> **What you have to do**
Answer with a single number: the count of lines that include the string "results".

(Stored data)
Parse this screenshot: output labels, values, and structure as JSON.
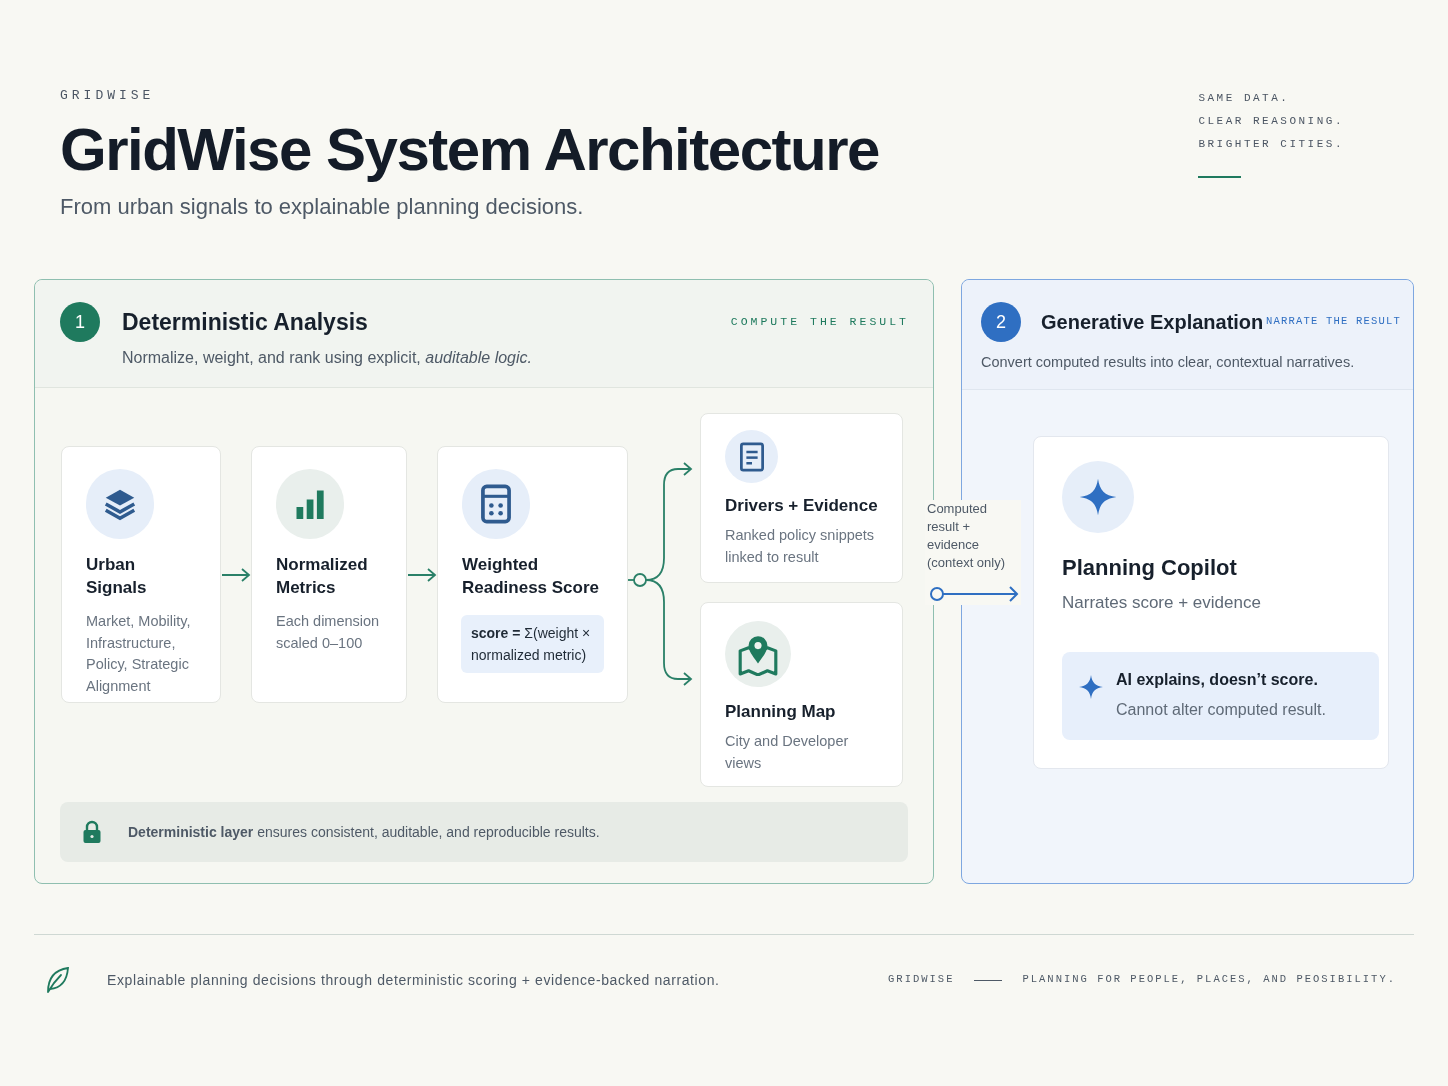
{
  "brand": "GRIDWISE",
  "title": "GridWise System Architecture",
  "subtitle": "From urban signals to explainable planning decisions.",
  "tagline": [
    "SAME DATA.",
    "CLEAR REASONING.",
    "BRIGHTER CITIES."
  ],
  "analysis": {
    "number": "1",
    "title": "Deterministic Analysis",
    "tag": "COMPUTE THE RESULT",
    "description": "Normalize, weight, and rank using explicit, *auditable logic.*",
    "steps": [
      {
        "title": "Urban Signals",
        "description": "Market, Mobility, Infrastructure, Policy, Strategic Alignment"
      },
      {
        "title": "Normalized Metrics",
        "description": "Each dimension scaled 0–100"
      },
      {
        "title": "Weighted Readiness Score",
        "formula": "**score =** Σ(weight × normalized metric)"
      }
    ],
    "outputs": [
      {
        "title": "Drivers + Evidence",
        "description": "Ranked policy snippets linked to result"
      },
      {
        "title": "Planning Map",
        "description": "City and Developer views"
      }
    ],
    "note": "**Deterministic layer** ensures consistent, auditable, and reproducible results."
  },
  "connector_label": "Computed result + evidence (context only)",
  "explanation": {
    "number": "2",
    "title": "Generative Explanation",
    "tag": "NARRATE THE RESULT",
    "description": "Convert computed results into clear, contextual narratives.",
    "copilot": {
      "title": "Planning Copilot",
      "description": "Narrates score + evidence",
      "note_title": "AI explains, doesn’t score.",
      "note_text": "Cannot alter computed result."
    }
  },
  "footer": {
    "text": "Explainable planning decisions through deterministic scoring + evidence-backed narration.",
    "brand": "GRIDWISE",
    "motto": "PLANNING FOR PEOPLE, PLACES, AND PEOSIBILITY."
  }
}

> **Task answer**
2